Serie di esercizi:
1. Copia dal testo sullo stand Vanità & Casa il passo che si apre con le parole "Booth ISH 2025" e si chiude con "prodotti illuminati all’interno.".
2. Traduci in inglese questa frase del testo sullo stand Vanità & Casa: "L’involucro esterno si presenta come un volume scuro, netto, quasi astratto, capace di dare continuità all’insieme e di concentrare l’attenzione sulla luce, sui prodotti e sulla profondità degli scorci interni."

Testo fornito:
Booth ISH 2025

Vanità & Casa
Vista frontale dello stand Vanità & Casa a ISH 2025, con volume monolitico scuro, aperture espositive e prodotti illuminati all’interno.

Booth ISH – Vanità & Casa nasce nel 2025 come progetto di art direction per raccontare un marchio che lavora sul rapporto fra design, innovazione e presenza materica. L’obiettivo non era semplicemente esporre una collezione, ma costruire un luogo coerente, riconoscibile e capace di trasformare le tecnologie del brand in un’esperienza comprensibile.

Lo stand si sviluppa come un’architettura sobria e controllata, giocata su un impianto modulare rigoroso e su una percezione quasi monolitica dell’involucro. In questo scenario scuro, compatto e misurato, la luce dei prodotti acquista precisione, emergendo con maggiore intensità e definendo una gerarchia visiva immediata.

In collaborazione con EXPO Allestimenti è stato adottato un sistema di finitura a canvas, caratterizzato da una sfumatura che sale dal nero pieno della base verso una tonalità alleggerita nella parte alta. La scelta non risponde solo a un criterio visivo, ma anche costruttivo: modifica il sistema di allestimento, riduce la quantità di materiale ligneo destinato al macero e contribuisce a contenere l’impatto ambientale complessivo.

Al centro del progetto, una “isola tecnologica” ruotata di 45 gradi organizza il racconto interno dello stand. Questo elemento non è solo un fulcro distributivo, ma il punto in cui l’innovazione viene spiegata, mostrata e resa tangibile. La tecnologia, qui, non è trattata come effetto speciale: è un contenuto da ordinare, chiarire e restituire al visitatore in una forma accessibile.

Strategy

La strategia del progetto consiste nel trasformare lo stand in un ambiente identitario, capace di tenere insieme esposizione, orientamento e racconto di marca. Il rigore del layout, la compattezza dell’architettura e la selezione di un linguaggio materico quasi assoluto costruiscono uno sfondo coerente entro cui i prodotti possono emergere senza dispersione.

La presenza dell’isola centrale introduce una chiave di lettura precisa: non un semplice punto informativo, ma un cuore narrativo che aiuta il visitatore a comprendere le logiche tecnologiche del brand. In questo modo lo spazio non si limita a mostrare oggetti, ma organizza un’esperienza di lettura.

Design

Il progetto lavora per sottrazione. L’involucro esterno si presenta come un volume scuro, netto, quasi astratto, capace di dare continuità all’insieme e di concentrare l’attenzione sulla luce, sui prodotti e sulla profondità degli scorci interni. Le aperture scandiscono il perimetro con ritmo misurato e trasformano ogni affaccio in una scena.

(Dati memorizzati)
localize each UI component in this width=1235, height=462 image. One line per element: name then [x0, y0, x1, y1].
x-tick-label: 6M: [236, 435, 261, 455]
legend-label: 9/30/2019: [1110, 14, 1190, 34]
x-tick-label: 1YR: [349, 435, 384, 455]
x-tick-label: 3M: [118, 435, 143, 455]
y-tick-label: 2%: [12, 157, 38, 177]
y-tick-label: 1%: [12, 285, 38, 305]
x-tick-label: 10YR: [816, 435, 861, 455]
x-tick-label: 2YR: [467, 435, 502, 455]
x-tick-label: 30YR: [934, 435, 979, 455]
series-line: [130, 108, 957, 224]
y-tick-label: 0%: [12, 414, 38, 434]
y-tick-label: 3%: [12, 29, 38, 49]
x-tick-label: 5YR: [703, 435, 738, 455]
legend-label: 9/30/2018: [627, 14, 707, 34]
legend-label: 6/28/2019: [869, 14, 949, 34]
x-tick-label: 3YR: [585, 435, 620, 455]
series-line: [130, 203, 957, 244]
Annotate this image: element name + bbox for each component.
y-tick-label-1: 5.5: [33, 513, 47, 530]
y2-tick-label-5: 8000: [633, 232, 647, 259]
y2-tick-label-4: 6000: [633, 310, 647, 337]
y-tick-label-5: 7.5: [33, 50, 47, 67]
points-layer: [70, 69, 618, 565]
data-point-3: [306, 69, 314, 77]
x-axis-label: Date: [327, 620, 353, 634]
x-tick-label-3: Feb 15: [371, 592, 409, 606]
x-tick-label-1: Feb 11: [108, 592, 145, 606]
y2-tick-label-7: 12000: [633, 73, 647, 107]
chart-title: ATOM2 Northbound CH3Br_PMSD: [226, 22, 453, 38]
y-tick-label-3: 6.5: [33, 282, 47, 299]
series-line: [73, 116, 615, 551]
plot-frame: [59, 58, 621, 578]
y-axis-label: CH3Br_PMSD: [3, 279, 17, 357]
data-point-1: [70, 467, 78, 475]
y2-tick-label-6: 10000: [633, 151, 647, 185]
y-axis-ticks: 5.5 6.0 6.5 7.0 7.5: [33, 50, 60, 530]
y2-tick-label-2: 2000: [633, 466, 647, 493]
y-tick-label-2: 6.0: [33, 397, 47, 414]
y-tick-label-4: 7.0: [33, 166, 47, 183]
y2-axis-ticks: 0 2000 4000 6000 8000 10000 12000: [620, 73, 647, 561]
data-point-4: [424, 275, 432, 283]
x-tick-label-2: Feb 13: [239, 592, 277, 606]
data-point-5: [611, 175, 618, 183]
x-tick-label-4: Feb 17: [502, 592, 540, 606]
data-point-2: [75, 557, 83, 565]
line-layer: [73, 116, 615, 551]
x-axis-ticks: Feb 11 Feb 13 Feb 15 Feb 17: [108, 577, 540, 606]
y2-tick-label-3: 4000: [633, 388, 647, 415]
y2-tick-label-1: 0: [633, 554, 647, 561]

Soluzioni degli esercizi:
1.
Booth ISH 2025

Vanità & Casa
Vista frontale dello stand Vanità & Casa a ISH 2025, con volume monolitico scuro, aperture espositive e prodotti illuminati all’interno.

2. The outer shell appears as a dark, sharply defined, almost abstract volume, able to give continuity to the whole and to focus attention on the light, the products and the depth of the interior views.